> _TASK_
Give the number of lines in the data that contain "legend", and nothing more.

>> start PROVIDED MATERIAL

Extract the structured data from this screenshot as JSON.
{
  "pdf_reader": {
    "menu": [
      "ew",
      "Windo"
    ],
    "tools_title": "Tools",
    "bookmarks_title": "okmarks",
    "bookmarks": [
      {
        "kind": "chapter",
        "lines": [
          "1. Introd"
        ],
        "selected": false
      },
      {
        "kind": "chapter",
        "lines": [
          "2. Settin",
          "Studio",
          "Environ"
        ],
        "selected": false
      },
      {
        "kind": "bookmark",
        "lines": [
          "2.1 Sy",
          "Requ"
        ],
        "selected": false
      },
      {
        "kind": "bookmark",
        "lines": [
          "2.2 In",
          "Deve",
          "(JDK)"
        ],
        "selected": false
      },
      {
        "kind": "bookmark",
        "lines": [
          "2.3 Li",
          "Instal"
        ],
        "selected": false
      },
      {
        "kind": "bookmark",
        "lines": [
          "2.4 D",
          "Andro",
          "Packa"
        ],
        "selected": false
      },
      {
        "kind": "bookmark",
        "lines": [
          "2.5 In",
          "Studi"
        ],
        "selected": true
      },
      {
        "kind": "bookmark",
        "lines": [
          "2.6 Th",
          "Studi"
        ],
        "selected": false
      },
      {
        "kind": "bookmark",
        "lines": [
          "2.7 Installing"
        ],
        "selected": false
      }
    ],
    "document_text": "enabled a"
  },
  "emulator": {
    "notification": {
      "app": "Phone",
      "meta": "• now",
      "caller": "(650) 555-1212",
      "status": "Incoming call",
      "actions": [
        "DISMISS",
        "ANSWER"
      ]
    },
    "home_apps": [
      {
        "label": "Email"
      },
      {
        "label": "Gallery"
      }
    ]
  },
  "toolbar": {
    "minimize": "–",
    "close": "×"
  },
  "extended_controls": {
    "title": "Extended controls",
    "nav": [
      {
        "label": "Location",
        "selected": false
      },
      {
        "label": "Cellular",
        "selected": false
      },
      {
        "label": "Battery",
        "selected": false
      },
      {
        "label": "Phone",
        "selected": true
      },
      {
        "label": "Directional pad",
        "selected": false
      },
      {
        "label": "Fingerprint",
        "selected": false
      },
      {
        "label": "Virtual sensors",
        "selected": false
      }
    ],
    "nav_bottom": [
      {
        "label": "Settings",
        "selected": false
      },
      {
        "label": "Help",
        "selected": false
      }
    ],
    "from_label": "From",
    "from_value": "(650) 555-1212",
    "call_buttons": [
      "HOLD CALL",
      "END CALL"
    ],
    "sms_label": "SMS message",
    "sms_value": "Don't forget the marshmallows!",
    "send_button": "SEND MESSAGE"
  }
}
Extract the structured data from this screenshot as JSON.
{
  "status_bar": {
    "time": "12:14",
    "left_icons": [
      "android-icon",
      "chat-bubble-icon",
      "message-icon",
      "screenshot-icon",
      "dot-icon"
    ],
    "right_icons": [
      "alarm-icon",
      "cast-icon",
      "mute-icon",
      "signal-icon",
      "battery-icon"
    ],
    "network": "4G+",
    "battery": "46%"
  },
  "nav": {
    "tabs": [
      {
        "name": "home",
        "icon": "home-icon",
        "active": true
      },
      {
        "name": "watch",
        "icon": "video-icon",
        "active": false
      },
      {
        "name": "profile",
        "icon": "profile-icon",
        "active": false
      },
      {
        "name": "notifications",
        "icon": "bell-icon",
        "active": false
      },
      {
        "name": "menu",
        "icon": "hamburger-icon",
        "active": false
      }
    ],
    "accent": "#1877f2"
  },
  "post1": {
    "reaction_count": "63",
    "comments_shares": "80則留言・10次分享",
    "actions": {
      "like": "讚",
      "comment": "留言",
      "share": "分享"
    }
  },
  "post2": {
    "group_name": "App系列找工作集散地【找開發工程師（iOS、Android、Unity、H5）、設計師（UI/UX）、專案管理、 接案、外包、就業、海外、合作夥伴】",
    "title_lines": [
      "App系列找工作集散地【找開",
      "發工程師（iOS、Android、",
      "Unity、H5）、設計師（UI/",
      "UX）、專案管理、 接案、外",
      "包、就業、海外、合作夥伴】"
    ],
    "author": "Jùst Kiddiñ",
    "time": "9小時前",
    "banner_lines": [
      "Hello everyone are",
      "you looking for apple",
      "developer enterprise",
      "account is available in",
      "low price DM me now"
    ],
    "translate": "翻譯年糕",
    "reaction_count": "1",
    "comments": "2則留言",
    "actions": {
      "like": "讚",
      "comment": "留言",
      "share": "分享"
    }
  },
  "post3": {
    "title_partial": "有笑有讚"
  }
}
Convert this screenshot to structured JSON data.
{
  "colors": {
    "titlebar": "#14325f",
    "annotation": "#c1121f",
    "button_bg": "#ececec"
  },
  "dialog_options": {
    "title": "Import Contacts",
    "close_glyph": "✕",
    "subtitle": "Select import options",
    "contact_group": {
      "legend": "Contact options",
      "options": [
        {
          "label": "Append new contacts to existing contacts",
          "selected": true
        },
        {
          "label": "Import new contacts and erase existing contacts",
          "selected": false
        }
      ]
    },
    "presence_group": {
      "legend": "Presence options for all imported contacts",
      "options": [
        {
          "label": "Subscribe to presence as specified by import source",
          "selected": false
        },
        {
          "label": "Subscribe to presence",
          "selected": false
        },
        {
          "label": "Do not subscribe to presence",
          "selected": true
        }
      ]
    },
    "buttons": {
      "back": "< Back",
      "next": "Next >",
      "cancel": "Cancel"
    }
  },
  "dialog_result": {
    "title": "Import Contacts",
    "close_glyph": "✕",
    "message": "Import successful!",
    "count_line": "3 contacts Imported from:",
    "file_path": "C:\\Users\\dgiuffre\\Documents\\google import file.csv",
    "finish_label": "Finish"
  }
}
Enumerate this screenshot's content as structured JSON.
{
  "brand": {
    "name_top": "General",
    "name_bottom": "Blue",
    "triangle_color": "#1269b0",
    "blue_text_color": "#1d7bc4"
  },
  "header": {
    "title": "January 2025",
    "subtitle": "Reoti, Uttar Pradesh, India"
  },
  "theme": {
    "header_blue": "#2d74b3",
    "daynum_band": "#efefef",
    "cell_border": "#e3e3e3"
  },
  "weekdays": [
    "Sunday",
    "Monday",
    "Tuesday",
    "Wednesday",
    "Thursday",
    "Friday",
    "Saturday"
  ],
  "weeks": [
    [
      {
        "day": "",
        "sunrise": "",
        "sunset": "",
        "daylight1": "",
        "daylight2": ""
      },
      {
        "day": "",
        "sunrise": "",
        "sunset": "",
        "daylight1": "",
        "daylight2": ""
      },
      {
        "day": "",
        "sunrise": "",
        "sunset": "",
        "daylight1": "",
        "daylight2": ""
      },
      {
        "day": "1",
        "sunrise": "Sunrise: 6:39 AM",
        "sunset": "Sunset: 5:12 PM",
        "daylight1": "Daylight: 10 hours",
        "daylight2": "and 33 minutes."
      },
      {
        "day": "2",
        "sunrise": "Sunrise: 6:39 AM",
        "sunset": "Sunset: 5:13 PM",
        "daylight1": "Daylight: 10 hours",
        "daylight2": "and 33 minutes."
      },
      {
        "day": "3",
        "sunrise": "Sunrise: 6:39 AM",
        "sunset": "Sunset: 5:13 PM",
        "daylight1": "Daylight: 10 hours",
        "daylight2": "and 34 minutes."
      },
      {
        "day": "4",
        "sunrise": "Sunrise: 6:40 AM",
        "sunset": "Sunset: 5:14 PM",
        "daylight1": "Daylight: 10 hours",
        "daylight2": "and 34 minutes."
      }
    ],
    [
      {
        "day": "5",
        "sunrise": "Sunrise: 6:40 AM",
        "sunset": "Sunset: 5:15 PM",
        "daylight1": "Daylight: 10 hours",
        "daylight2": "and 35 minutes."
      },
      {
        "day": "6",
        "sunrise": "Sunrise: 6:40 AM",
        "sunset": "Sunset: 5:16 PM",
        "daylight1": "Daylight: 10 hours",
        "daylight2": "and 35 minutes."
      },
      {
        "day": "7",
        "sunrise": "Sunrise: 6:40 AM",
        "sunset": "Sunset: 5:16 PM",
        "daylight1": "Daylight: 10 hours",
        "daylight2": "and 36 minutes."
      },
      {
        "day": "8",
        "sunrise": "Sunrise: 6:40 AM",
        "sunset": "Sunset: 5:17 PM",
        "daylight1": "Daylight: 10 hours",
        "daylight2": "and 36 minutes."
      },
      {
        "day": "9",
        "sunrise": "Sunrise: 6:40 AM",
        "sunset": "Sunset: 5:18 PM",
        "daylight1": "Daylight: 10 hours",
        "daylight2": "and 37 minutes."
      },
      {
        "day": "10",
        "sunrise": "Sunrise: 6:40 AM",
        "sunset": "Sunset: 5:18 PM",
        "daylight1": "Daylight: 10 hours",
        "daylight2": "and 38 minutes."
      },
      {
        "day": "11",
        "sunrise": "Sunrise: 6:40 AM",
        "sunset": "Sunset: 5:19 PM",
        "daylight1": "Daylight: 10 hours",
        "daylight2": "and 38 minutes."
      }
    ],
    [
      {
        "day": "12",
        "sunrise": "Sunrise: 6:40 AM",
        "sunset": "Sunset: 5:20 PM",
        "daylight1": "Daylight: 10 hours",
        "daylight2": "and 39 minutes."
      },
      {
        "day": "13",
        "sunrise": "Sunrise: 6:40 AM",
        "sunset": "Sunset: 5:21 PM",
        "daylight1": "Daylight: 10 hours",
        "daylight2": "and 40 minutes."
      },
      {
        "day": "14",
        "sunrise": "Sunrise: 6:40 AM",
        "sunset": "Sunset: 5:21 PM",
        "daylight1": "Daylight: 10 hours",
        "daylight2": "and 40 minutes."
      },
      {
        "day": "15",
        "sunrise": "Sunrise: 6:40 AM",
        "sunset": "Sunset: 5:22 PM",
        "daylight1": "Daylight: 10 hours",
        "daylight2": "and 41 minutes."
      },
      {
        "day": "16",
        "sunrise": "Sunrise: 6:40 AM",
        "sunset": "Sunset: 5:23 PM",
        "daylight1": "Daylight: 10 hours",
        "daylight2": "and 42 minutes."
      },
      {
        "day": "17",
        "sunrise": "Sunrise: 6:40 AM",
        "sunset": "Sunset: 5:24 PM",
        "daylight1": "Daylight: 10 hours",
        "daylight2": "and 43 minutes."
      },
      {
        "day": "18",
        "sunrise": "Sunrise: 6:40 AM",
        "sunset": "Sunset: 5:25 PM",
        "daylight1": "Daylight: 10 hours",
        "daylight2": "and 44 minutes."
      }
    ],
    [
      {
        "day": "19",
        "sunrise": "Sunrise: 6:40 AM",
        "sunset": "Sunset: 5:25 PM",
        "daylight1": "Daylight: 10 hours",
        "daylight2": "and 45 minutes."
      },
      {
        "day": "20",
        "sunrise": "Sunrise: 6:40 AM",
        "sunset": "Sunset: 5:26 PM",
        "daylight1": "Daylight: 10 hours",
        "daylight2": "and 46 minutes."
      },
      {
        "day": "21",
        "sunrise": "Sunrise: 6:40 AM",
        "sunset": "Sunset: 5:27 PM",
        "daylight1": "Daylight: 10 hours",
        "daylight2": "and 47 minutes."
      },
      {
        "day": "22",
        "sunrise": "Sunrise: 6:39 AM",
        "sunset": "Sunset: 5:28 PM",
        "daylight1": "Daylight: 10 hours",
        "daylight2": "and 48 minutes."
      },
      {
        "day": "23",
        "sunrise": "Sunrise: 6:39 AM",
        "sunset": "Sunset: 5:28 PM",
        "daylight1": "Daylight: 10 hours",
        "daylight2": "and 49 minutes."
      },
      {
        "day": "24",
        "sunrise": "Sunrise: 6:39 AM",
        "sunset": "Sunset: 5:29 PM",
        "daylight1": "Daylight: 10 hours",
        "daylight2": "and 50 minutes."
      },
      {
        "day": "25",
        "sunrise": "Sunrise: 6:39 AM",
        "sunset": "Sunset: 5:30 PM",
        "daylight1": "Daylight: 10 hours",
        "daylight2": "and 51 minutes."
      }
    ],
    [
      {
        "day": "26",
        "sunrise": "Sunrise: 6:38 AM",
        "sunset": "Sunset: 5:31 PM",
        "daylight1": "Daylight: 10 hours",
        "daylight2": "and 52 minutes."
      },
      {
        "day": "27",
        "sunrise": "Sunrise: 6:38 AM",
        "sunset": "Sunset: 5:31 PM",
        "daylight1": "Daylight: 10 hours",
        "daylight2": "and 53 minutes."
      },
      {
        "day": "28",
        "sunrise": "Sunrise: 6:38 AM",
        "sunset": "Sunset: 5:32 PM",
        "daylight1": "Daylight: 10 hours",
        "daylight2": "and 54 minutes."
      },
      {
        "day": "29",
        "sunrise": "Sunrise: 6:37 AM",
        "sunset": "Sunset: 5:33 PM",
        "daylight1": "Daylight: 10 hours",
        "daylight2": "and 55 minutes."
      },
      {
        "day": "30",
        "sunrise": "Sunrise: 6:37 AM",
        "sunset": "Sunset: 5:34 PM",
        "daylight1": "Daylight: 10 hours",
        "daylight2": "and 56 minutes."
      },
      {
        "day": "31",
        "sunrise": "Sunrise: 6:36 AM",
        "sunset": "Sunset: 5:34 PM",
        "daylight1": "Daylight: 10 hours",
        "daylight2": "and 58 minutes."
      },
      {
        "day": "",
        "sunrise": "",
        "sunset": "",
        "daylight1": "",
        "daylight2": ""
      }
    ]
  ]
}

>> end PROVIDED MATERIAL

> _ANSWER TO THE TASK_
2